-- Start of MATERIALS PROVIDED --

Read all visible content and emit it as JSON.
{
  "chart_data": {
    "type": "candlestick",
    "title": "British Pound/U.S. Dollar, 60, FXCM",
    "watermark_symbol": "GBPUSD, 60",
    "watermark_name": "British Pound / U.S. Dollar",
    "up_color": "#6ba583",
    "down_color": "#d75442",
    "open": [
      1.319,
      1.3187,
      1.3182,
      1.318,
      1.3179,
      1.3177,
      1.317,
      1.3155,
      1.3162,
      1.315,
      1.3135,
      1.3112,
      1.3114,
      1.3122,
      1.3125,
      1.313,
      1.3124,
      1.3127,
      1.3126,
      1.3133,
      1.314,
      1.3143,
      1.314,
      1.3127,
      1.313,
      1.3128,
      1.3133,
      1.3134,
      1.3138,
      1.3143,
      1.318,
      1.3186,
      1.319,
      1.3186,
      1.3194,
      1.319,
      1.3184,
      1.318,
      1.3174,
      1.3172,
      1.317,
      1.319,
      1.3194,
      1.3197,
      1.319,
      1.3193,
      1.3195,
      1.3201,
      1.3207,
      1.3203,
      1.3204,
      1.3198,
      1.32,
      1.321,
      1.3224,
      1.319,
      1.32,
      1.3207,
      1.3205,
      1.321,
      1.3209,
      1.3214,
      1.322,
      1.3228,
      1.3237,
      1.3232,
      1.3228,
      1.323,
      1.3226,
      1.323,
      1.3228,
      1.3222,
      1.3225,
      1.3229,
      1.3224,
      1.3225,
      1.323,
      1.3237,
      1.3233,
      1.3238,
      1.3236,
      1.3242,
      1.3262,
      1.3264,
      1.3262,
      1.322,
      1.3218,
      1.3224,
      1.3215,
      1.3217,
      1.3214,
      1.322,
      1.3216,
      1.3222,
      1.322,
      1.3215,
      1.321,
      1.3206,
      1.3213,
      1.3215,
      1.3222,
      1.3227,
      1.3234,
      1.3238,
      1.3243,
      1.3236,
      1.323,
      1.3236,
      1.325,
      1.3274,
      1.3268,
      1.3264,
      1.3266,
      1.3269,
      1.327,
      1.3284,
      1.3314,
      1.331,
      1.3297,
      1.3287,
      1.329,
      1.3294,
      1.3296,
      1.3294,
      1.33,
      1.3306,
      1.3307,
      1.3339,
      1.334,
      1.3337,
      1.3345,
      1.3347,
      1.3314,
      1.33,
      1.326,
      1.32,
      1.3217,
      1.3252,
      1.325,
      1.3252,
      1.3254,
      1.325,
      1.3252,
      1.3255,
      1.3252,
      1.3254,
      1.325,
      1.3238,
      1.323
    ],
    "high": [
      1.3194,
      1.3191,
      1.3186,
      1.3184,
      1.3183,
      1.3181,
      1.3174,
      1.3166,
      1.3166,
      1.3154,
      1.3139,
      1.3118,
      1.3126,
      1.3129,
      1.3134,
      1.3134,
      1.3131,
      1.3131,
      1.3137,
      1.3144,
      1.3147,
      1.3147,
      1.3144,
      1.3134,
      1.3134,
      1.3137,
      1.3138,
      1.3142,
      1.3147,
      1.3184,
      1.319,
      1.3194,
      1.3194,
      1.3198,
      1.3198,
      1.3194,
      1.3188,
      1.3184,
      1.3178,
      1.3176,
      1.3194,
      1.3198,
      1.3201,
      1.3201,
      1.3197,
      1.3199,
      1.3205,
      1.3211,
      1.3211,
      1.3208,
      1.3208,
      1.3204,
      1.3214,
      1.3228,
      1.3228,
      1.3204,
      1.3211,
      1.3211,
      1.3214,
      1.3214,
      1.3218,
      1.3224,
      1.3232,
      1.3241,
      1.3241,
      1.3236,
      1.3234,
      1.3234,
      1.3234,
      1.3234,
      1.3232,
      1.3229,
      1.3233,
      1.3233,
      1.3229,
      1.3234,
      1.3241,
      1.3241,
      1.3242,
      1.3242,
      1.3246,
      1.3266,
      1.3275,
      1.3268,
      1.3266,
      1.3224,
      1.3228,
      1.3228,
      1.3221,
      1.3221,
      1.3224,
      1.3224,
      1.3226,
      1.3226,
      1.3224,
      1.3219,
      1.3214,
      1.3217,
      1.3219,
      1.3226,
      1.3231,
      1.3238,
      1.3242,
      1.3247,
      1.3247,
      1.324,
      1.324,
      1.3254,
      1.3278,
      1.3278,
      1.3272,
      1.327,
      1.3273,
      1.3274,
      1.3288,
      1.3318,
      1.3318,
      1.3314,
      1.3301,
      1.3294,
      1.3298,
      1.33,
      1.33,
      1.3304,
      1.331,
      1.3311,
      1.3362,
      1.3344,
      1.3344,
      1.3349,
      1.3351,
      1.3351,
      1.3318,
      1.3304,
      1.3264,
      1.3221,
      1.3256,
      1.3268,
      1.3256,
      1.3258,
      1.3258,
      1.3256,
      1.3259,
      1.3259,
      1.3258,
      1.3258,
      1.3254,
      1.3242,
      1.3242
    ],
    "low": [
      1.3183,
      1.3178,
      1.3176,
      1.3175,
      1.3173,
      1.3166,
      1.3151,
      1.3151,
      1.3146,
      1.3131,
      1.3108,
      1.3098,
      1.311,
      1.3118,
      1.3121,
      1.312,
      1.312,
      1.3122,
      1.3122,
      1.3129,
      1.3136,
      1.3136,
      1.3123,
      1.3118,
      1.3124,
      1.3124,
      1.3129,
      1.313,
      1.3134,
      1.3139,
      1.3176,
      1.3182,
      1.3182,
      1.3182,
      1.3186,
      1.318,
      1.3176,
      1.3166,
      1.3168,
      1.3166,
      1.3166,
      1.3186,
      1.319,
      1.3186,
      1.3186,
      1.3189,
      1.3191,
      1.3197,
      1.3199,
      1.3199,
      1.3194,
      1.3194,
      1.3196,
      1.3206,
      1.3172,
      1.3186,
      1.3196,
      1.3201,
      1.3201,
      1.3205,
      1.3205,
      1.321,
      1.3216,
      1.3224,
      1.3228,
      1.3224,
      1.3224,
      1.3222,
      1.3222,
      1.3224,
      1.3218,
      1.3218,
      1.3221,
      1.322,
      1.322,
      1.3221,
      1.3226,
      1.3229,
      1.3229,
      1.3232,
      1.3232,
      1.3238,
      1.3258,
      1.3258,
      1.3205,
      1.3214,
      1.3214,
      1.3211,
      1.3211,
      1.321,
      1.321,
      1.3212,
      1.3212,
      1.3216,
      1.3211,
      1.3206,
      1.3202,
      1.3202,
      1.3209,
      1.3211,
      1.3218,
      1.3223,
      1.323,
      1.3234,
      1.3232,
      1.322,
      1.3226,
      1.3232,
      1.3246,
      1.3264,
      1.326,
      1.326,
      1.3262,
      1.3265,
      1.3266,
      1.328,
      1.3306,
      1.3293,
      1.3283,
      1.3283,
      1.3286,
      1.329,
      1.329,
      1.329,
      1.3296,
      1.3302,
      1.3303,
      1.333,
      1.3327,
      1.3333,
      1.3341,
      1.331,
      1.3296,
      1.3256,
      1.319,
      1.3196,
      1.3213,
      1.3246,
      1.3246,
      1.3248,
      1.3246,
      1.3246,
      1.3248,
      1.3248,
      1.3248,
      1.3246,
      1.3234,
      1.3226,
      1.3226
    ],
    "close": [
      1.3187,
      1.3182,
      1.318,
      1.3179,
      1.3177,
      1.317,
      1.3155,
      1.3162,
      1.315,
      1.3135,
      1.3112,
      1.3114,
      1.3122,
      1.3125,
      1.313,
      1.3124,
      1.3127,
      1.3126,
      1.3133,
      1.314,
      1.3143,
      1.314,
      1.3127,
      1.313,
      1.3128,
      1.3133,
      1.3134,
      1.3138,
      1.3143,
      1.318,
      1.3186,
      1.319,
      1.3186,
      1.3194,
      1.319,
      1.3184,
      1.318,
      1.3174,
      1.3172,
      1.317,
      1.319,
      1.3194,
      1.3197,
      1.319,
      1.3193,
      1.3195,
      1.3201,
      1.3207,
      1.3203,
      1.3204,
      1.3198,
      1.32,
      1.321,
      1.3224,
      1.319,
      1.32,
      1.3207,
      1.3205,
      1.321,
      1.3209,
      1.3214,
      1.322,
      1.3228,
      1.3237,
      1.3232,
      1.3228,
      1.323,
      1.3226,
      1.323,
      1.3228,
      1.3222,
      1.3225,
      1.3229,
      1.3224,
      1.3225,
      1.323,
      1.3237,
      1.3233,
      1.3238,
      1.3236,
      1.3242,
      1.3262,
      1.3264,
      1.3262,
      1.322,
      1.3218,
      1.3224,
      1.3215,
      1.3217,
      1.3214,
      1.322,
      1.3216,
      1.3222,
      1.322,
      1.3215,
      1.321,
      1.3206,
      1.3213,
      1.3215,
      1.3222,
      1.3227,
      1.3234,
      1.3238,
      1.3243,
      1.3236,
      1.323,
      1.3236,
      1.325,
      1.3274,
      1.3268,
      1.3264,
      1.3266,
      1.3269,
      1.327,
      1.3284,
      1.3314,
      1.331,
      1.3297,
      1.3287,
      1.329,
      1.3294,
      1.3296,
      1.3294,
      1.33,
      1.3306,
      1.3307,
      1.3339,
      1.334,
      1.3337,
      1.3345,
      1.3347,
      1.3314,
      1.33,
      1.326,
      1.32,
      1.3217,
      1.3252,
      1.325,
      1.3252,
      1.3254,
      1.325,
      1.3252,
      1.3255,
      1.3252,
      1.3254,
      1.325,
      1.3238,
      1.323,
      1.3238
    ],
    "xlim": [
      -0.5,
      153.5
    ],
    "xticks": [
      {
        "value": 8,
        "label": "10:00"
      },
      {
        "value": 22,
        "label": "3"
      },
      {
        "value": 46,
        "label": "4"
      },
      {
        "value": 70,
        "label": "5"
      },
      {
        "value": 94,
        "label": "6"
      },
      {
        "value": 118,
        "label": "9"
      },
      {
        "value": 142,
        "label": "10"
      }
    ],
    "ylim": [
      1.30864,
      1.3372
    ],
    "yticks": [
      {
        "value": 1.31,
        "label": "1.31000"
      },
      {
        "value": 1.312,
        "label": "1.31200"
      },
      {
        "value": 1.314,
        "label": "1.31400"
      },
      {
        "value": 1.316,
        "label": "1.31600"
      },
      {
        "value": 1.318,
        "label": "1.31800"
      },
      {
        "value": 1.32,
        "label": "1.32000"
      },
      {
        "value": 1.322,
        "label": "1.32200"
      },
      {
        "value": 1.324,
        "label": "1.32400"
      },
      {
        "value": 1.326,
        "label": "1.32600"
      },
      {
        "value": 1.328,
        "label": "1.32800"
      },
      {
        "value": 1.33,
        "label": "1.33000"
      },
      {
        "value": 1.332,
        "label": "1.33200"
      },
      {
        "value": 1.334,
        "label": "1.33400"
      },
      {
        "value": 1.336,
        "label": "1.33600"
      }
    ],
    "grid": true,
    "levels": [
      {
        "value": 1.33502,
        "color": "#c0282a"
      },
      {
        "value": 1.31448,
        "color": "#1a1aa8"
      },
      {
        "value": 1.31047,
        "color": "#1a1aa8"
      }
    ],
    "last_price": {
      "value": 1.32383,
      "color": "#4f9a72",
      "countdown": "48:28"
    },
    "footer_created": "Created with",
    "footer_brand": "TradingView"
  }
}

-- End of MATERIALS PROVIDED --

#### OBJECTIVE:
From the listing above, collect every line that mentions the word "Dollar".

#### OUTPUT OF THE TASK:
    "title": "British Pound/U.S. Dollar, 60, FXCM",
    "watermark_name": "British Pound / U.S. Dollar",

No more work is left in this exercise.